- **Your instructions**
Read through the records below and copy each line that uses the word "expenses".

- **Listed records**

◆ ◆ ◆

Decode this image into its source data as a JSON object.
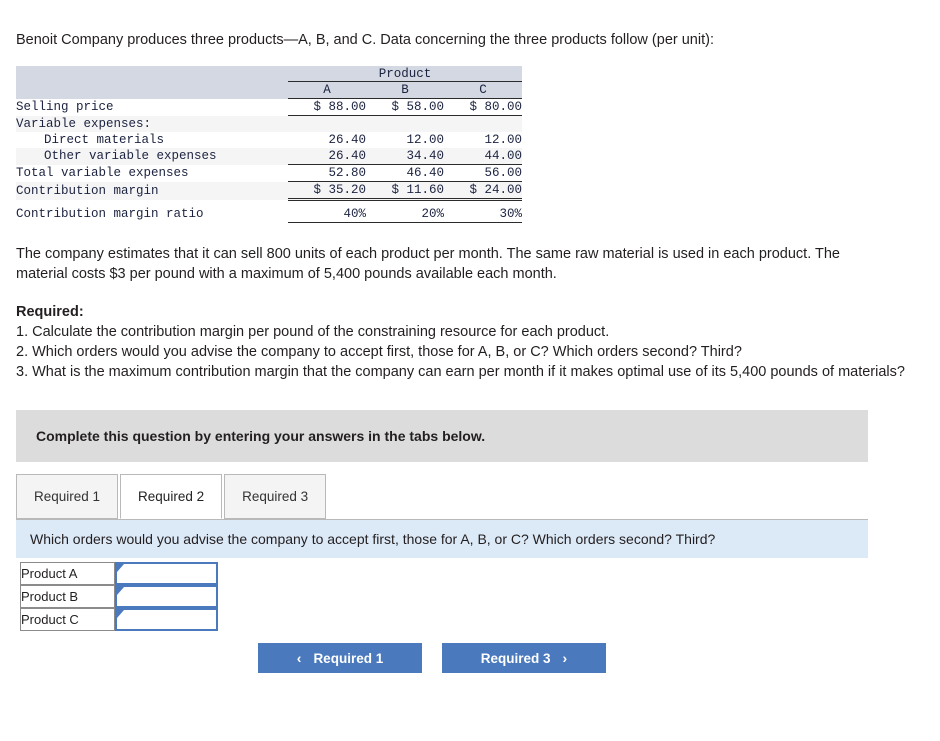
{
  "intro": {
    "text": "Benoit Company produces three products—A, B, and C. Data concerning the three products follow (per unit):"
  },
  "data_table": {
    "group_header": "Product",
    "columns": [
      "A",
      "B",
      "C"
    ],
    "rows": [
      {
        "label": "Selling price",
        "indent": false,
        "values": [
          "$ 88.00",
          "$ 58.00",
          "$ 80.00"
        ]
      },
      {
        "label": "Variable expenses:",
        "indent": false,
        "values": [
          "",
          "",
          ""
        ]
      },
      {
        "label": "Direct materials",
        "indent": true,
        "values": [
          "26.40",
          "12.00",
          "12.00"
        ]
      },
      {
        "label": "Other variable expenses",
        "indent": true,
        "values": [
          "26.40",
          "34.40",
          "44.00"
        ]
      },
      {
        "label": "Total variable expenses",
        "indent": false,
        "values": [
          "52.80",
          "46.40",
          "56.00"
        ]
      },
      {
        "label": "Contribution margin",
        "indent": false,
        "values": [
          "$ 35.20",
          "$ 11.60",
          "$ 24.00"
        ]
      },
      {
        "label": "Contribution margin ratio",
        "indent": false,
        "values": [
          "40%",
          "20%",
          "30%"
        ]
      }
    ]
  },
  "estimate_paragraph": {
    "line1": "The company estimates that it can sell 800 units of each product per month. The same raw material is used in each product. The",
    "line2": "material costs $3 per pound with a maximum of 5,400 pounds available each month."
  },
  "required": {
    "heading": "Required:",
    "items": [
      "1. Calculate the contribution margin per pound of the constraining resource for each product.",
      "2. Which orders would you advise the company to accept first, those for A, B, or C? Which orders second? Third?",
      "3. What is the maximum contribution margin that the company can earn per month if it makes optimal use of its 5,400 pounds of materials?"
    ]
  },
  "instruction_banner": {
    "text": "Complete this question by entering your answers in the tabs below."
  },
  "tabs": [
    {
      "label": "Required 1",
      "active": false
    },
    {
      "label": "Required 2",
      "active": true
    },
    {
      "label": "Required 3",
      "active": false
    }
  ],
  "question_bar": {
    "text": "Which orders would you advise the company to accept first, those for A, B, or C? Which orders second? Third?"
  },
  "answer_table": {
    "rows": [
      {
        "label": "Product A",
        "value": "",
        "placeholder": ""
      },
      {
        "label": "Product B",
        "value": "",
        "placeholder": ""
      },
      {
        "label": "Product C",
        "value": "",
        "placeholder": ""
      }
    ]
  },
  "nav": {
    "prev_label": "Required 1",
    "prev_chevron": "‹",
    "next_label": "Required 3",
    "next_chevron": "›"
  },
  "colors": {
    "accent_blue": "#4a79bd",
    "question_bar_bg": "#dce9f7",
    "banner_gray": "#dcdcdc",
    "table_header_gray": "#d3d8e2",
    "row_stripe": "#f5f5f5"
  }
}
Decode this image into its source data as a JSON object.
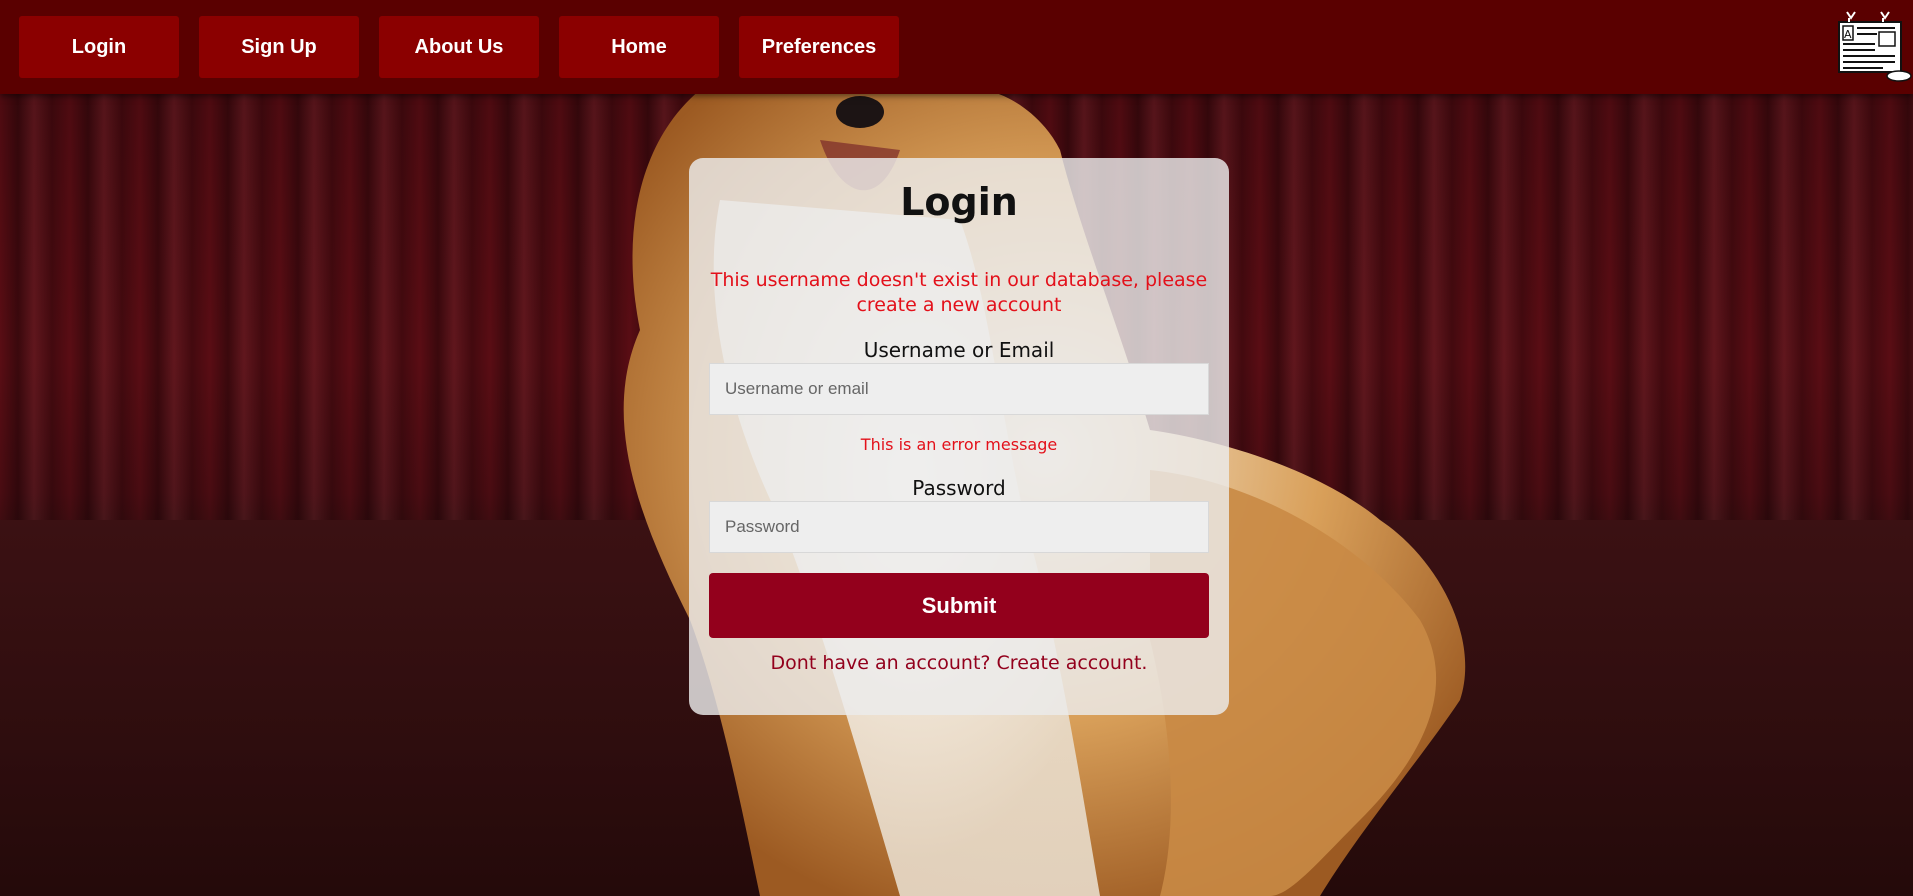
{
  "nav": {
    "buttons": [
      {
        "label": "Login"
      },
      {
        "label": "Sign Up"
      },
      {
        "label": "About Us"
      },
      {
        "label": "Home"
      },
      {
        "label": "Preferences"
      }
    ],
    "logo_icon": "newspaper-logo-icon"
  },
  "login": {
    "title": "Login",
    "error_banner": "This username doesn't exist in our database, please create a new account",
    "username_label": "Username or Email",
    "username_placeholder": "Username or email",
    "username_value": "",
    "username_error": "This is an error message",
    "password_label": "Password",
    "password_placeholder": "Password",
    "password_value": "",
    "submit_label": "Submit",
    "create_account_text": "Dont have an account? Create account."
  },
  "colors": {
    "navbar": "#5a0000",
    "nav_button": "#8b0000",
    "submit": "#93001c",
    "error": "#e3101a"
  }
}
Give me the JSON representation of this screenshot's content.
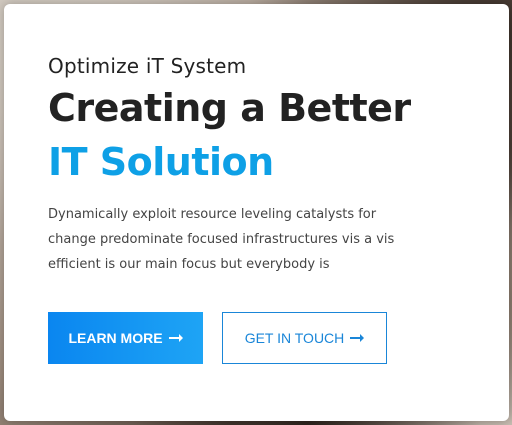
{
  "hero": {
    "eyebrow": "Optimize iT System",
    "title_line1": "Creating a Better",
    "title_line2": "IT Solution",
    "description": "Dynamically exploit resource leveling catalysts for change predominate focused infrastructures vis a vis efficient is our main focus but everybody is",
    "accent_color": "#0ea0e6"
  },
  "buttons": {
    "primary_label": "LEARN MORE",
    "secondary_label": "GET IN TOUCH",
    "primary_icon": "arrow-right-icon",
    "secondary_icon": "arrow-right-icon"
  }
}
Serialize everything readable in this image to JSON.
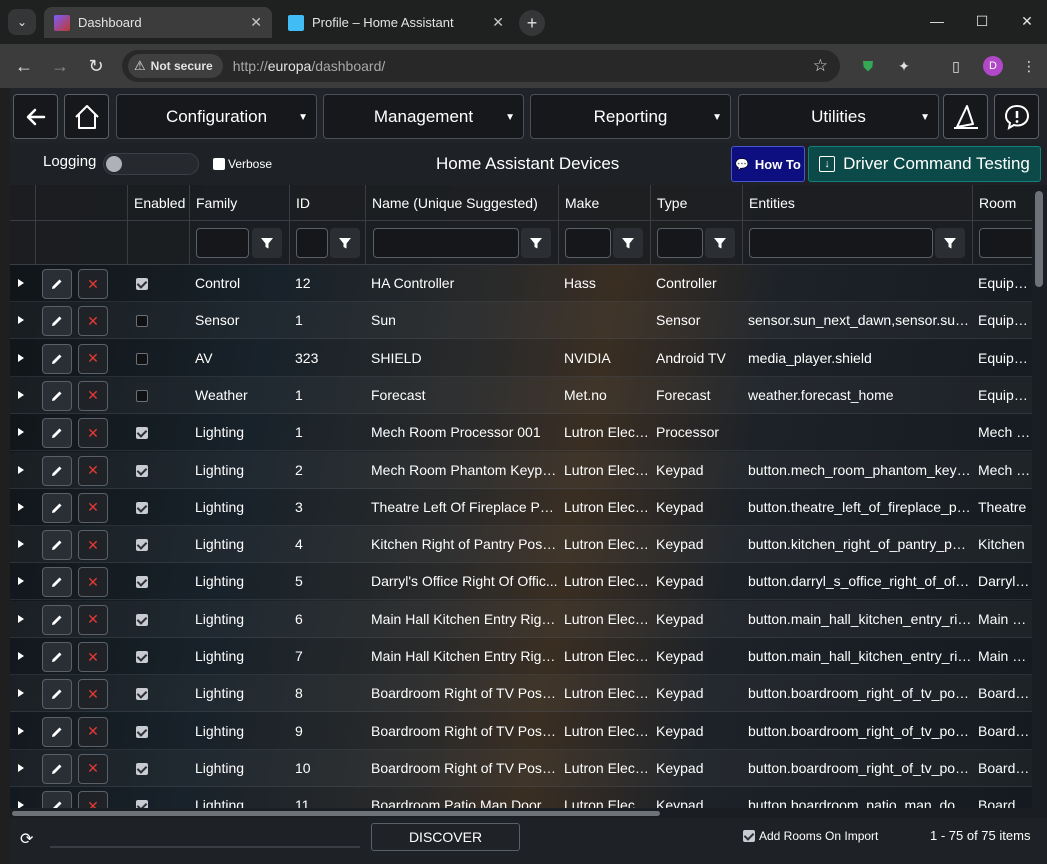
{
  "browser": {
    "tabs": [
      {
        "title": "Dashboard",
        "active": true
      },
      {
        "title": "Profile – Home Assistant",
        "active": false
      }
    ],
    "security_label": "Not secure",
    "url_prefix": "http://",
    "url_host": "europa",
    "url_path": "/dashboard/",
    "profile_initial": "D"
  },
  "nav": {
    "menus": [
      "Configuration",
      "Management",
      "Reporting",
      "Utilities"
    ]
  },
  "subbar": {
    "logging_label": "Logging",
    "verbose_label": "Verbose",
    "title": "Home Assistant Devices",
    "howto_label": "How To",
    "driver_test_label": "Driver Command Testing"
  },
  "grid": {
    "columns": [
      "Enabled",
      "Family",
      "ID",
      "Name (Unique Suggested)",
      "Make",
      "Type",
      "Entities",
      "Room"
    ],
    "rows": [
      {
        "enabled": true,
        "family": "Control",
        "id": "12",
        "name": "HA Controller",
        "make": "Hass",
        "type": "Controller",
        "entities": "",
        "room": "Equipme"
      },
      {
        "enabled": false,
        "family": "Sensor",
        "id": "1",
        "name": "Sun",
        "make": "",
        "type": "Sensor",
        "entities": "sensor.sun_next_dawn,sensor.sun_n...",
        "room": "Equipme"
      },
      {
        "enabled": false,
        "family": "AV",
        "id": "323",
        "name": "SHIELD",
        "make": "NVIDIA",
        "type": "Android TV",
        "entities": "media_player.shield",
        "room": "Equipme"
      },
      {
        "enabled": false,
        "family": "Weather",
        "id": "1",
        "name": "Forecast",
        "make": "Met.no",
        "type": "Forecast",
        "entities": "weather.forecast_home",
        "room": "Equipme"
      },
      {
        "enabled": true,
        "family": "Lighting",
        "id": "1",
        "name": "Mech Room Processor 001",
        "make": "Lutron Elect...",
        "type": "Processor",
        "entities": "",
        "room": "Mech Ro"
      },
      {
        "enabled": true,
        "family": "Lighting",
        "id": "2",
        "name": "Mech Room Phantom Keypa...",
        "make": "Lutron Elect...",
        "type": "Keypad",
        "entities": "button.mech_room_phantom_keyp...",
        "room": "Mech Ro"
      },
      {
        "enabled": true,
        "family": "Lighting",
        "id": "3",
        "name": "Theatre Left Of Fireplace Posi...",
        "make": "Lutron Elect...",
        "type": "Keypad",
        "entities": "button.theatre_left_of_fireplace_posi...",
        "room": "Theatre"
      },
      {
        "enabled": true,
        "family": "Lighting",
        "id": "4",
        "name": "Kitchen Right of Pantry Positi...",
        "make": "Lutron Elect...",
        "type": "Keypad",
        "entities": "button.kitchen_right_of_pantry_posi...",
        "room": "Kitchen"
      },
      {
        "enabled": true,
        "family": "Lighting",
        "id": "5",
        "name": "Darryl's Office Right Of Offic...",
        "make": "Lutron Elect...",
        "type": "Keypad",
        "entities": "button.darryl_s_office_right_of_offic...",
        "room": "Darryls C"
      },
      {
        "enabled": true,
        "family": "Lighting",
        "id": "6",
        "name": "Main Hall Kitchen Entry Right...",
        "make": "Lutron Elect...",
        "type": "Keypad",
        "entities": "button.main_hall_kitchen_entry_righ...",
        "room": "Main Hal"
      },
      {
        "enabled": true,
        "family": "Lighting",
        "id": "7",
        "name": "Main Hall Kitchen Entry Right...",
        "make": "Lutron Elect...",
        "type": "Keypad",
        "entities": "button.main_hall_kitchen_entry_righ...",
        "room": "Main Hal"
      },
      {
        "enabled": true,
        "family": "Lighting",
        "id": "8",
        "name": "Boardroom Right of TV Positi...",
        "make": "Lutron Elect...",
        "type": "Keypad",
        "entities": "button.boardroom_right_of_tv_posit...",
        "room": "Boardroo"
      },
      {
        "enabled": true,
        "family": "Lighting",
        "id": "9",
        "name": "Boardroom Right of TV Positi...",
        "make": "Lutron Elect...",
        "type": "Keypad",
        "entities": "button.boardroom_right_of_tv_posit...",
        "room": "Boardroo"
      },
      {
        "enabled": true,
        "family": "Lighting",
        "id": "10",
        "name": "Boardroom Right of TV Positi...",
        "make": "Lutron Elect...",
        "type": "Keypad",
        "entities": "button.boardroom_right_of_tv_posit...",
        "room": "Boardroo"
      },
      {
        "enabled": true,
        "family": "Lighting",
        "id": "11",
        "name": "Boardroom Patio Man Door...",
        "make": "Lutron Elect...",
        "type": "Keypad",
        "entities": "button.boardroom_patio_man_door...",
        "room": "Boardroo"
      }
    ]
  },
  "footer": {
    "discover_label": "DISCOVER",
    "add_rooms_label": "Add Rooms On Import",
    "page_info": "1 - 75 of 75 items"
  },
  "colors": {
    "howto_bg": "#0d0f80",
    "driver_test_bg": "#0b4a48",
    "delete_icon": "#e53935",
    "avatar": "#b148c7"
  }
}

◆ ◆ ◆

- **Solved exercise**
        "label": "Variable expenses:",
        "label": "Other variable expenses",
        "label": "Total variable expenses",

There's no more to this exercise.